Element and region data:
## START

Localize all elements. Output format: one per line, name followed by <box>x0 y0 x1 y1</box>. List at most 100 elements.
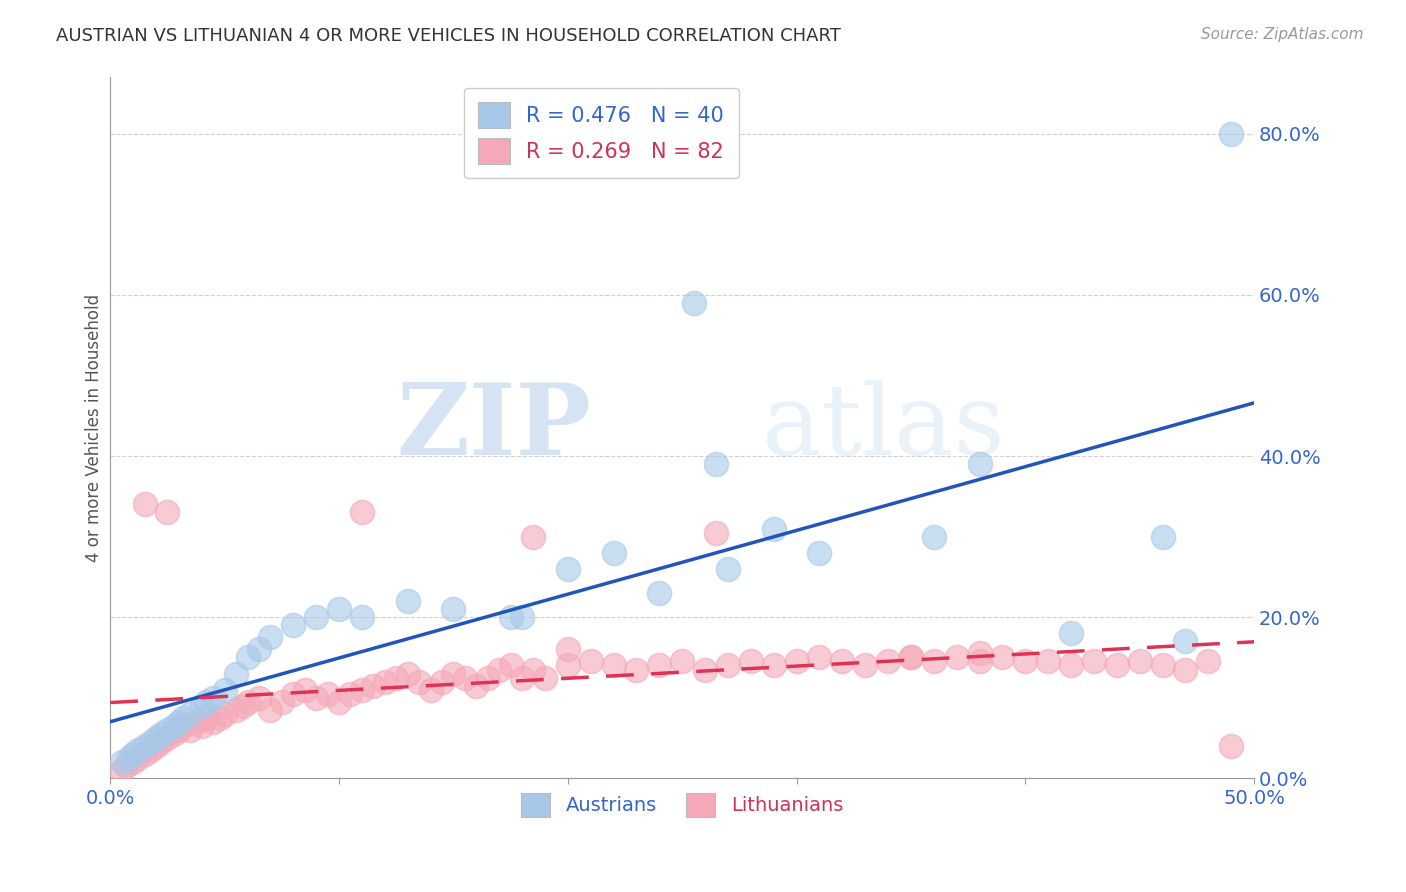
Point <box>557 658 579 673</box>
Point <box>156 723 179 737</box>
Point <box>111 763 134 777</box>
Point <box>740 655 762 669</box>
Point <box>167 723 190 737</box>
Point <box>339 687 361 701</box>
Point <box>149 727 172 741</box>
Point <box>853 658 876 673</box>
Point <box>465 679 488 693</box>
Point <box>141 735 163 749</box>
Point <box>202 690 225 705</box>
Point <box>385 671 408 685</box>
Point <box>706 525 728 540</box>
Point <box>156 731 179 745</box>
Point <box>762 522 785 536</box>
Point <box>225 703 247 717</box>
Point <box>115 759 138 773</box>
Point <box>945 650 967 665</box>
Point <box>156 505 179 519</box>
Point <box>127 743 149 757</box>
Point <box>191 719 214 733</box>
Point <box>1152 530 1174 544</box>
Point <box>209 711 232 725</box>
Point <box>602 546 624 560</box>
Point <box>259 703 281 717</box>
Point <box>350 682 373 697</box>
Point <box>900 650 922 665</box>
Point <box>499 610 522 624</box>
Point <box>441 602 464 616</box>
Point <box>808 546 831 560</box>
Point <box>1060 658 1083 673</box>
Point <box>111 755 134 769</box>
Point <box>396 666 419 681</box>
Point <box>717 658 740 673</box>
Point <box>179 723 201 737</box>
Point <box>374 674 396 689</box>
Point <box>682 296 704 310</box>
Point <box>134 497 156 511</box>
Point <box>117 751 139 765</box>
Point <box>149 735 172 749</box>
Point <box>294 682 316 697</box>
Point <box>557 642 579 657</box>
Point <box>762 658 785 673</box>
Point <box>163 727 186 741</box>
Point <box>195 711 218 725</box>
Point <box>693 663 716 677</box>
Point <box>454 671 477 685</box>
Point <box>922 655 945 669</box>
Point <box>1174 634 1197 648</box>
Point <box>396 594 419 608</box>
Point <box>717 562 740 576</box>
Point <box>350 610 373 624</box>
Point <box>510 671 533 685</box>
Point <box>316 687 339 701</box>
Point <box>706 457 728 471</box>
Point <box>648 586 671 600</box>
Point <box>145 731 167 745</box>
Point <box>186 714 208 729</box>
Legend: Austrians, Lithuanians: Austrians, Lithuanians <box>513 785 851 824</box>
Point <box>969 655 991 669</box>
Point <box>191 698 214 713</box>
Point <box>1014 655 1036 669</box>
Point <box>122 747 145 761</box>
Point <box>305 690 328 705</box>
Point <box>522 530 544 544</box>
Point <box>419 682 441 697</box>
Point <box>247 690 270 705</box>
Point <box>214 682 236 697</box>
Point <box>877 655 900 669</box>
Point <box>969 457 991 471</box>
Point <box>195 695 218 709</box>
Point <box>626 663 648 677</box>
Point <box>172 719 194 733</box>
Point <box>1197 655 1219 669</box>
Text: ZIP: ZIP <box>396 379 591 476</box>
Text: AUSTRIAN VS LITHUANIAN 4 OR MORE VEHICLES IN HOUSEHOLD CORRELATION CHART: AUSTRIAN VS LITHUANIAN 4 OR MORE VEHICLE… <box>56 27 841 45</box>
Point <box>1174 663 1197 677</box>
Point <box>1083 655 1105 669</box>
Point <box>1220 127 1243 141</box>
Text: Source: ZipAtlas.com: Source: ZipAtlas.com <box>1201 27 1364 42</box>
Point <box>283 618 305 632</box>
Point <box>408 674 430 689</box>
Point <box>522 663 544 677</box>
Point <box>1220 739 1243 753</box>
Point <box>1152 658 1174 673</box>
Point <box>991 650 1014 665</box>
Point <box>1129 655 1152 669</box>
Point <box>922 530 945 544</box>
Point <box>225 666 247 681</box>
Point <box>1105 658 1128 673</box>
Point <box>648 658 671 673</box>
Point <box>488 663 510 677</box>
Point <box>163 719 186 733</box>
Point <box>671 655 693 669</box>
Point <box>510 610 533 624</box>
Point <box>232 698 254 713</box>
Point <box>1060 626 1083 640</box>
Point <box>900 650 922 665</box>
Point <box>236 695 259 709</box>
Point <box>202 714 225 729</box>
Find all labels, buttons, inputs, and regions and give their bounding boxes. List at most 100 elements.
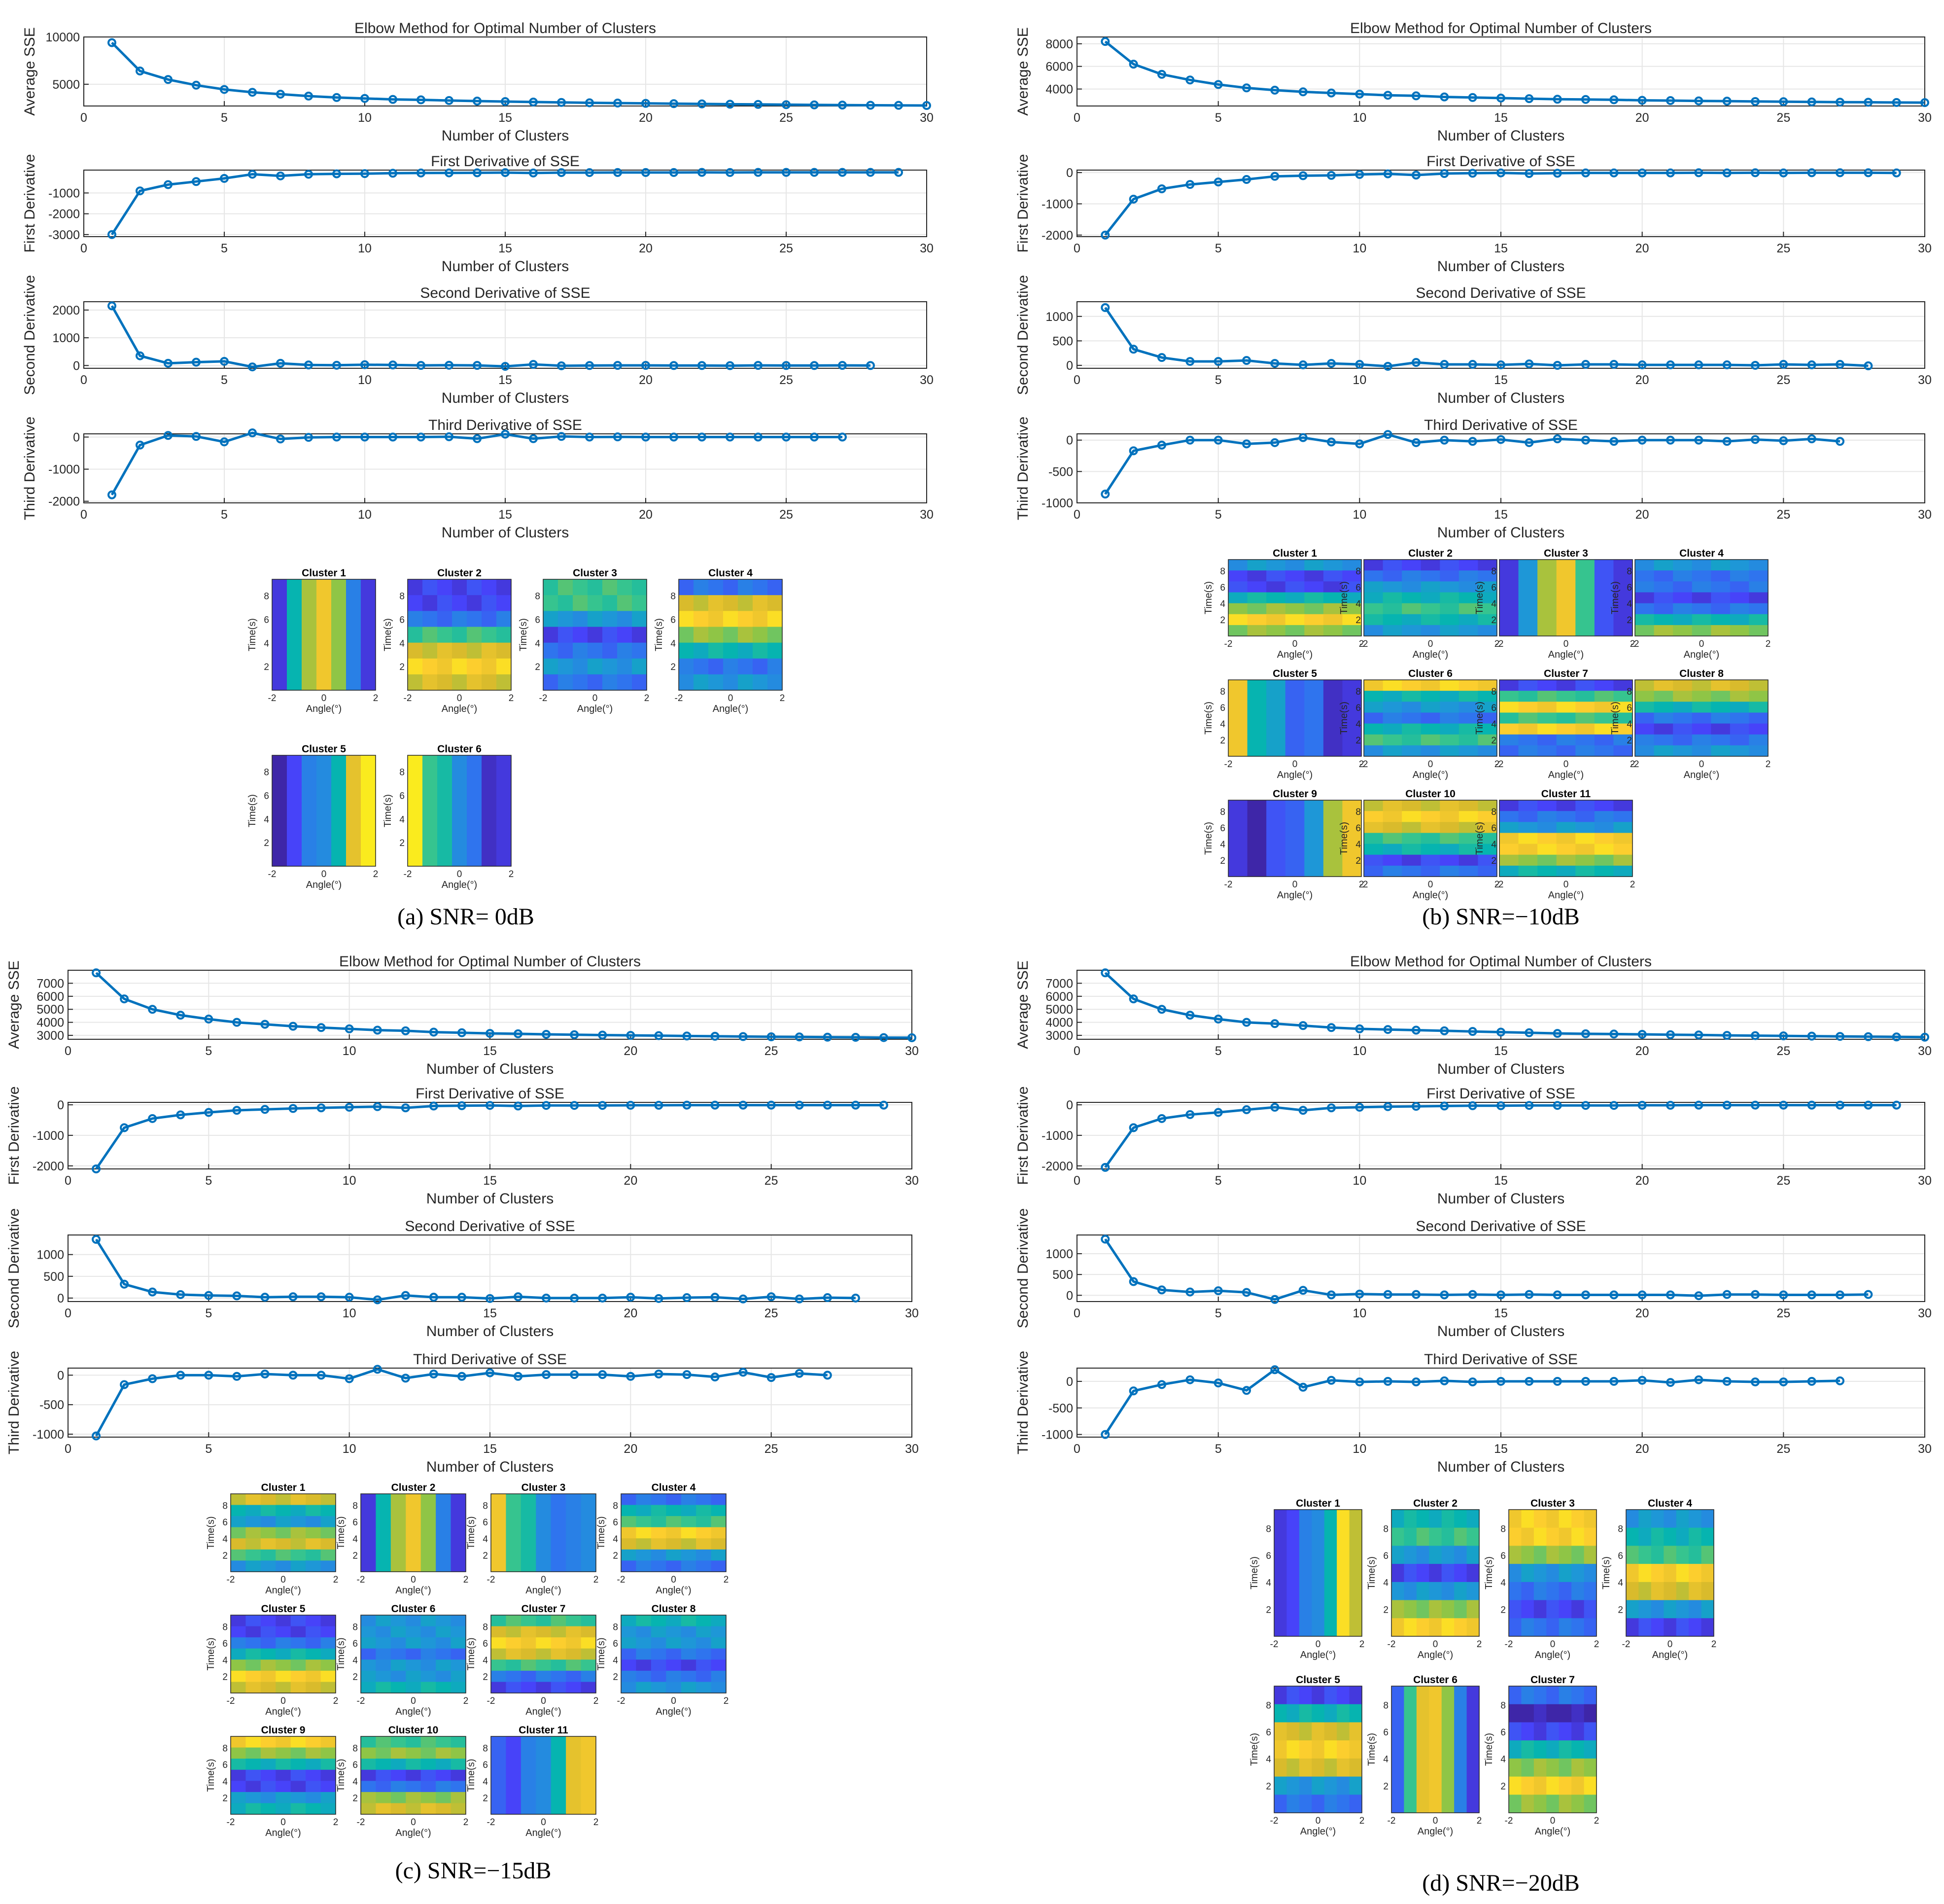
data-point bbox=[1609, 1101, 1619, 1110]
data-point bbox=[766, 1100, 776, 1110]
heatmap-cell bbox=[1537, 811, 1557, 822]
data-point bbox=[823, 1032, 832, 1042]
heatmap-cell bbox=[245, 1516, 261, 1528]
heatmap-cell bbox=[723, 595, 738, 611]
data-point bbox=[1242, 1105, 1251, 1114]
data-point bbox=[585, 432, 594, 442]
heatmap-x-label: Angle(°) bbox=[395, 1828, 431, 1838]
heatmap-cell bbox=[1266, 844, 1286, 855]
heatmap-cell bbox=[1571, 1740, 1585, 1759]
x-tick-label: 30 bbox=[905, 1442, 919, 1456]
heatmap-cell bbox=[422, 674, 438, 691]
heatmap-cell bbox=[496, 611, 512, 628]
heatmap-cell bbox=[361, 642, 376, 659]
heatmap-frame bbox=[621, 1493, 727, 1572]
data-point bbox=[1468, 169, 1477, 178]
heatmap-cell bbox=[1324, 1618, 1337, 1637]
heatmap-cell bbox=[521, 1682, 536, 1693]
heatmap-cell bbox=[302, 803, 317, 819]
heatmap-cell bbox=[581, 1516, 596, 1528]
data-point bbox=[276, 434, 285, 444]
heatmap-cell bbox=[1324, 1564, 1337, 1583]
heatmap-cell bbox=[1364, 822, 1384, 834]
heatmap-cell bbox=[1383, 560, 1402, 571]
heatmap-cell bbox=[1364, 723, 1384, 735]
y-axis-label: Third Derivative bbox=[1015, 1351, 1031, 1454]
heatmap-cell bbox=[666, 1505, 682, 1516]
heatmap-y-tick-label: 2 bbox=[535, 662, 540, 672]
heatmap-cell bbox=[1518, 745, 1538, 757]
heatmap-cell bbox=[1323, 592, 1343, 604]
series-line bbox=[1104, 171, 1897, 236]
heatmap-cell bbox=[1421, 865, 1440, 877]
heatmap-cell bbox=[231, 1538, 246, 1550]
y-tick-label: 1000 bbox=[52, 331, 80, 345]
data-point bbox=[107, 38, 116, 47]
heatmap-cell bbox=[1299, 1686, 1312, 1705]
heatmap-y-tick-label: 8 bbox=[222, 1622, 228, 1633]
heatmap-title: Cluster 4 bbox=[652, 1482, 696, 1493]
data-point bbox=[445, 432, 453, 441]
heatmap-cell bbox=[302, 674, 317, 691]
heatmap-cell bbox=[1478, 680, 1497, 691]
heatmap-cell bbox=[1286, 1740, 1300, 1759]
y-tick-label: 0 bbox=[1066, 1289, 1073, 1303]
heatmap-cell bbox=[1559, 1510, 1572, 1528]
data-point bbox=[1722, 437, 1732, 446]
heatmap-cell bbox=[1429, 1510, 1442, 1528]
data-point bbox=[1298, 171, 1308, 180]
heatmap-cell bbox=[331, 755, 347, 772]
heatmap-x-tick-label: 0 bbox=[541, 1575, 546, 1585]
heatmap-cell bbox=[306, 1769, 321, 1781]
heatmap-cell bbox=[617, 658, 632, 675]
heatmap-cell bbox=[1391, 1686, 1405, 1705]
heatmap-frame bbox=[1228, 800, 1362, 877]
heatmap-frame bbox=[1228, 679, 1362, 757]
heatmap-cell bbox=[452, 611, 467, 628]
heatmap-cell bbox=[1247, 603, 1267, 615]
heatmap-cell bbox=[1635, 614, 1655, 626]
x-axis-label: Number of Clusters bbox=[426, 1459, 554, 1475]
heatmap-cell bbox=[573, 674, 588, 691]
data-point bbox=[486, 1294, 494, 1303]
heatmap-cell bbox=[617, 611, 632, 628]
data-point bbox=[542, 1293, 551, 1303]
heatmap-cell bbox=[1364, 702, 1384, 713]
x-tick-label: 0 bbox=[65, 1306, 71, 1320]
heatmap-y-label: Time(s) bbox=[1203, 581, 1214, 614]
heatmap-cell bbox=[1421, 822, 1440, 834]
heatmap-cell bbox=[1635, 691, 1655, 702]
heatmap-cell bbox=[1342, 745, 1362, 757]
heatmap-cell bbox=[1613, 560, 1633, 571]
series-line bbox=[1104, 1104, 1897, 1168]
heatmap-title: Cluster 3 bbox=[1530, 1498, 1575, 1509]
heatmap-cell bbox=[551, 1637, 566, 1649]
heatmap-cell bbox=[361, 1505, 377, 1516]
heatmap-cell bbox=[420, 1505, 436, 1516]
heatmap-cell bbox=[302, 818, 317, 835]
heatmap-y-tick-label: 2 bbox=[1500, 1781, 1506, 1792]
heatmap-cell bbox=[361, 1615, 377, 1627]
data-point bbox=[1581, 1029, 1590, 1038]
heatmap-y-tick-label: 8 bbox=[535, 592, 540, 602]
heatmap-cell bbox=[1692, 625, 1711, 636]
data-point bbox=[795, 1369, 804, 1378]
heatmap-cell bbox=[1266, 723, 1286, 735]
data-point bbox=[1383, 1290, 1392, 1299]
heatmap-cell bbox=[346, 595, 361, 611]
heatmap-cell bbox=[1537, 592, 1557, 604]
heatmap-y-label: Time(s) bbox=[1203, 702, 1214, 735]
x-axis-label: Number of Clusters bbox=[442, 128, 569, 144]
heatmap-cell bbox=[260, 1615, 276, 1627]
heatmap-cell bbox=[506, 1747, 521, 1759]
heatmap-cell bbox=[1537, 581, 1557, 593]
heatmap-cell bbox=[451, 1516, 466, 1528]
heatmap-cell bbox=[1533, 1582, 1547, 1601]
x-tick-label: 30 bbox=[1918, 1306, 1932, 1320]
heatmap-cell bbox=[1673, 712, 1693, 724]
heatmap-cell bbox=[1730, 614, 1750, 626]
data-point bbox=[710, 1293, 720, 1302]
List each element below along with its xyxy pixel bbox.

## END

-- TASK BRIEF --
Copy the lines of the material verbatim, starting with the line containing "data-point bbox=[1609, 1101, 1619, 1110]" and ending with the line containing "heatmap-cell bbox=[1266, 844, 1286, 855]", both included.

-- PROBLEM SOLUTION --
data-point bbox=[1609, 1101, 1619, 1110]
data-point bbox=[766, 1100, 776, 1110]
heatmap-cell bbox=[1537, 811, 1557, 822]
data-point bbox=[823, 1032, 832, 1042]
heatmap-cell bbox=[245, 1516, 261, 1528]
heatmap-cell bbox=[723, 595, 738, 611]
data-point bbox=[1242, 1105, 1251, 1114]
data-point bbox=[585, 432, 594, 442]
heatmap-x-label: Angle(°) bbox=[395, 1828, 431, 1838]
heatmap-cell bbox=[1266, 844, 1286, 855]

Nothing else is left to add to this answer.